Aim:
Go over the listing below line by line and tally those containing "marker". Give only the tally.
··· Input for this task ···
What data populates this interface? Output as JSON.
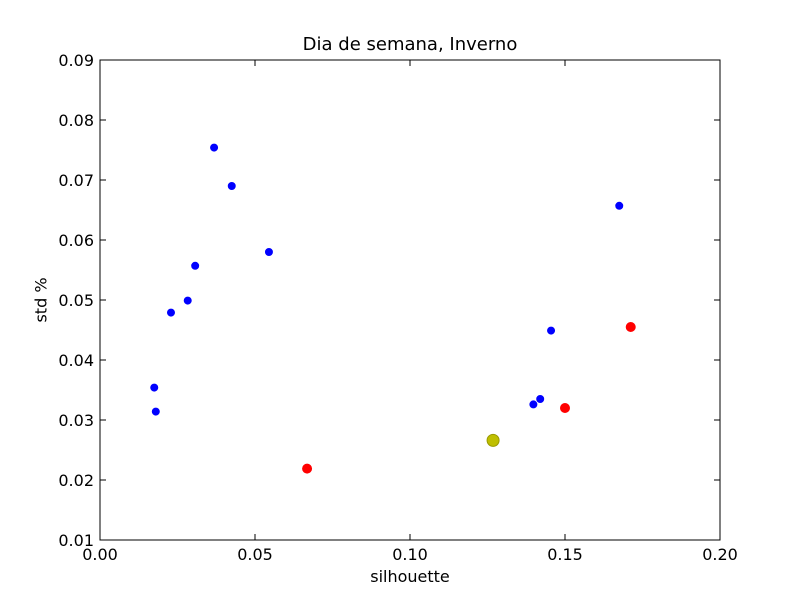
{
  "chart_data": {
    "type": "scatter",
    "title": "Dia de semana, Inverno",
    "xlabel": "silhouette",
    "ylabel": "std %",
    "xlim": [
      0.0,
      0.2
    ],
    "ylim": [
      0.01,
      0.09
    ],
    "xticks": [
      "0.00",
      "0.05",
      "0.10",
      "0.15",
      "0.20"
    ],
    "yticks": [
      "0.01",
      "0.02",
      "0.03",
      "0.04",
      "0.05",
      "0.06",
      "0.07",
      "0.08",
      "0.09"
    ],
    "grid": false,
    "series": [
      {
        "color": "#0000ff",
        "marker": "small-circle",
        "points": [
          [
            0.0368,
            0.0754
          ],
          [
            0.0425,
            0.069
          ],
          [
            0.0545,
            0.058
          ],
          [
            0.0307,
            0.0557
          ],
          [
            0.0283,
            0.0499
          ],
          [
            0.0229,
            0.0479
          ],
          [
            0.0175,
            0.0354
          ],
          [
            0.018,
            0.0314
          ],
          [
            0.1675,
            0.0657
          ],
          [
            0.1455,
            0.0449
          ],
          [
            0.142,
            0.0335
          ],
          [
            0.1398,
            0.0326
          ]
        ]
      },
      {
        "color": "#ff0000",
        "marker": "circle",
        "points": [
          [
            0.0668,
            0.0219
          ],
          [
            0.15,
            0.032
          ],
          [
            0.1712,
            0.0455
          ]
        ]
      },
      {
        "color": "#bfbf00",
        "marker": "large-circle",
        "points": [
          [
            0.1268,
            0.0266
          ]
        ]
      }
    ]
  }
}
···
Result of the exercise:
3